= Work to do =
a – Answer these questions from the notes on the seventy years of Babylonian servitude:
(i) In what year does the text say the Babylonian empire fell?
(ii) Who is named as Nebuchadnezzar's grandson?
(iii) In what year does the text say Cyrus released the Jews?
b – Resume the notes on the seventy years of Babylonian servitude, picking up after the last sentence shown.

= Document =
Jeremiah 25:12 And it must occur that when seventy years have been fulfilled I shall call to account the king of Babylon and against that nation, is the utterance of Jehovah, their error, even against the land of the Chaldeans, and I will make it desolate wastes to time indefinite.
With the fall of the Babylonian empire in 539 BCE the 70 years of servitude to Babylon has been completed.
Jeremiah 27:6-7 And now I myself have given all these lands into the hand of Nubuchadnezzar the king of Babylon, my servant, and even the wild beasts of the field I have given him to serve him. And all the nations must serve even him and his son and his grandson until the time even of his own land comes, and many nation and great kings must exploit him as a servant.
Nabonidus is Nebuchdnezzar's son-in-law, Belshazzar his grandson.
Antiquities of the Jews X, Chapter 9, Paragraph 7 ....placed no other nation in their country, by which means all Judea and Jerusalem, and the temple, continued to be a desert for seventy years; but the entire interval of time which passed from captivity of the Israelites, to the carrying away of the two tribes, proved to be a hundred thirty years, six months.....
716 Israel falls to the Assyrians, 586 Temple is destroyed. The interval is 130 years.
Against Apion #19...Nabolassar, who was king of Babylon, and of the Chaldeans. And when he was relating the act of this king, he describes to us how he set hi son Nabuchodonosor againt Egypt,and against our land, wih a great army, upon his being informed that they had revolted from him; and how, by that means, he subdued them all, and set our temple that was at Jerusalem on fire; nay, and removed our people entirely out of their own country, and transferred them to Babylon; when it so happened that our city was desolate during the interval of seventy years, until the days of Cyrus king of Persia.
The temple destruction in 586 BCE is confirmed above. Cyrus released the Jews in 537 BCE. At this point Jerusalem had been desolate for 50 years.
Against Apion #21 These accounts agree with the true hitories in or boks; fo in tm it is written that Nebuchadnezzar, i the eighteenth year of his reig, laid our temple desolate, and so it lay in that state of obscurity for fifty years; but that in the second year of the reign of Cyrus its foundations were laid, and it was finshed in the second year of Darius.

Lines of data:
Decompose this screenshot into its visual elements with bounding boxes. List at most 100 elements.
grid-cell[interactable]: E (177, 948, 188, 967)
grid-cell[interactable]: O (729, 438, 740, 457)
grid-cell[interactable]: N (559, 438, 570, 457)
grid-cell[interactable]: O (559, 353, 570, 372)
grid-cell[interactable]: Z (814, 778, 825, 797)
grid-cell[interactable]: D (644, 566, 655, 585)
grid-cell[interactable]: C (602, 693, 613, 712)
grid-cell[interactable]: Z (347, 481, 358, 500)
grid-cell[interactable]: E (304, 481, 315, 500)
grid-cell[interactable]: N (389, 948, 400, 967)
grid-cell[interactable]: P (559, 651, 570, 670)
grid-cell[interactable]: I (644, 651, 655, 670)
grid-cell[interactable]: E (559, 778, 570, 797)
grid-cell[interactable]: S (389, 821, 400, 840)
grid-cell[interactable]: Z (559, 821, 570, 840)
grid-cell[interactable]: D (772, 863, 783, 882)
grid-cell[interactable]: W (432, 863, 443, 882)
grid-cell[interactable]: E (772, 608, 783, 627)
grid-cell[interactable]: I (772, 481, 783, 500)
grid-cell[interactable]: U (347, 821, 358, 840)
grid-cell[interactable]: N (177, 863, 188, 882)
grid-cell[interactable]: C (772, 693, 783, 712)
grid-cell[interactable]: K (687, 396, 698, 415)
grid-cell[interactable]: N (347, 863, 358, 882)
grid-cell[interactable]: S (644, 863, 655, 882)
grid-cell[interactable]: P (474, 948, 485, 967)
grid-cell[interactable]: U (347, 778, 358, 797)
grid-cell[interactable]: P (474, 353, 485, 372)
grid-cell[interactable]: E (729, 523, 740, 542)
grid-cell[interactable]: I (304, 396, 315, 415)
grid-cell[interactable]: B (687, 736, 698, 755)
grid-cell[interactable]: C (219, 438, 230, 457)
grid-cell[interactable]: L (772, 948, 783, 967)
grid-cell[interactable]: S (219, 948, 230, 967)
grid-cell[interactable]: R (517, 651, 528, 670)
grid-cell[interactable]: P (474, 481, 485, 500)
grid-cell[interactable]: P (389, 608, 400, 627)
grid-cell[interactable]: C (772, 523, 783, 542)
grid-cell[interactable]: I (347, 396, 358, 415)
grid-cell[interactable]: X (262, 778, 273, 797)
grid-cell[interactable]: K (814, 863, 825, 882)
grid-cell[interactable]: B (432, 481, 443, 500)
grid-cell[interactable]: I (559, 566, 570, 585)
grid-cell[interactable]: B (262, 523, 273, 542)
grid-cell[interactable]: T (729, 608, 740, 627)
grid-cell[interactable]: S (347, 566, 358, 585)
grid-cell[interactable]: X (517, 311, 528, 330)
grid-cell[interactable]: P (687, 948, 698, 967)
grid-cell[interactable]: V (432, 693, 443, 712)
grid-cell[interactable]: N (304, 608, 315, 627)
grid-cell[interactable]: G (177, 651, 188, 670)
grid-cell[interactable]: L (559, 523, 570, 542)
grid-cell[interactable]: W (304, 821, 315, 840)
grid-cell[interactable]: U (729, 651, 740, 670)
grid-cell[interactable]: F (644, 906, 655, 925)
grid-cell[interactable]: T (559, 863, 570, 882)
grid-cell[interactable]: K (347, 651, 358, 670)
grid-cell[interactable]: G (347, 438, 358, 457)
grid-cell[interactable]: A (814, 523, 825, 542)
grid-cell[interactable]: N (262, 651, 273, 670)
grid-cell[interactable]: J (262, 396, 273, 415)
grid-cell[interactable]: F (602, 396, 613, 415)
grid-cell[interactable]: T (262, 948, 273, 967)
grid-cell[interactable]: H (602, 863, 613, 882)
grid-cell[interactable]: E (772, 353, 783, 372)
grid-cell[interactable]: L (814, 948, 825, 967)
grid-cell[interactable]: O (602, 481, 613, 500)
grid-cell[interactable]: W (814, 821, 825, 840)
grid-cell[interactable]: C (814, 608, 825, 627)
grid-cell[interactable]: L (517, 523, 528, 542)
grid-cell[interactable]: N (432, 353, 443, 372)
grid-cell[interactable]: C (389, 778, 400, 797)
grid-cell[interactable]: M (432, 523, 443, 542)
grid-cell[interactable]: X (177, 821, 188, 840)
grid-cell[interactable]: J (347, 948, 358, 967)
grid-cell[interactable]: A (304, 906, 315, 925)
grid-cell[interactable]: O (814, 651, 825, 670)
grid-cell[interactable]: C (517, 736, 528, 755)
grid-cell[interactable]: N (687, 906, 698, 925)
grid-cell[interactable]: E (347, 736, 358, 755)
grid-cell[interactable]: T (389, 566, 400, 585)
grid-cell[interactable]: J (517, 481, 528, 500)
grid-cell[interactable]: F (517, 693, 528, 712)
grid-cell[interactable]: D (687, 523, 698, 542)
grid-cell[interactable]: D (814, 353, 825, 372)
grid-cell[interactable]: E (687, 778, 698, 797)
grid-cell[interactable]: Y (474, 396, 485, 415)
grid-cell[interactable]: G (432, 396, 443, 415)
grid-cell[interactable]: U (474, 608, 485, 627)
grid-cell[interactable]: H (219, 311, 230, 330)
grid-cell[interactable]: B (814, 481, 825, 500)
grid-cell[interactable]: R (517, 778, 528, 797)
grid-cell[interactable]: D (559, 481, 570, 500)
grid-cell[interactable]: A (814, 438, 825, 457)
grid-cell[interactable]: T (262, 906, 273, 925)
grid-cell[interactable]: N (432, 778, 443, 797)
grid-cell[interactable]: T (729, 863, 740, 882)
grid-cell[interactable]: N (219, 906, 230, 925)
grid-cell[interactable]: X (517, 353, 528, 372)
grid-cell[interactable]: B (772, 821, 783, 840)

= The answers =
a –
(i) 539 BCE
(ii) Belshazzar
(iii) 537 BCE

b –
In Darius' second year, 520 BCE, temple reconstruction was resumed and finished in the 6th year of his reign 516 BCE. This ended the 70 years of devastation for Jerusalem
Ante-Nicene Fathers, Ireneus Against Heresies, BookIV, Paragraph 4 If any one, however, advocating the cause of the Jews, do maintain that this new covenant consisted in the rearing of the temple which was built under Zerubbabel after the emigration to Babylon, and in the departure of the people from thence after the lapse of seventy years, let him know that the temple constructed of stone was indeed rebuilt....
Daniel 9:2 In the first year of his reigning I myself, Daniel, discerned by the books the number of years concerning which the word of Jehovah had occurrd to Jeremiah the prophet, for fulfilling the devastations of Jerusam, [namely] seventy years.
The first year of Darius was 521 BCE. Daniel had never returned to Jerusalem
The temple was completed in the 6th year of Darius, 516 BCE. The period of devastation confirmed with Josephus was 586 BCE - 516 BCE
Excuse any typos. My keyboard is freezing on me.....time to reboot
AddaGirl
Thanks for your reply Addagirl...
when it so happened that our city was desolate during the interval of seventy years, until the days of Cyrus king of Persia.
The temple destruction in 586 BCE is confirmed above. Cyrus released the Jews in 537 BCE. At this point Jerusalem had been desolate for 50 years.
This is a direct contradictio. This says the CITY WAS DESOLATE for an interval of 70 years, until Cyrus, which means that the 70 years ended when Cyrus came to the throne. You state this same period is 50 years. So was the desolation just 50 years or 70?
Per the BIBLE, the land must be desolate for 70 years to fulfill the sabbaths of desolation. So Josephus is agreeing with the scriptures regarding the LAND being desolated for 70 years.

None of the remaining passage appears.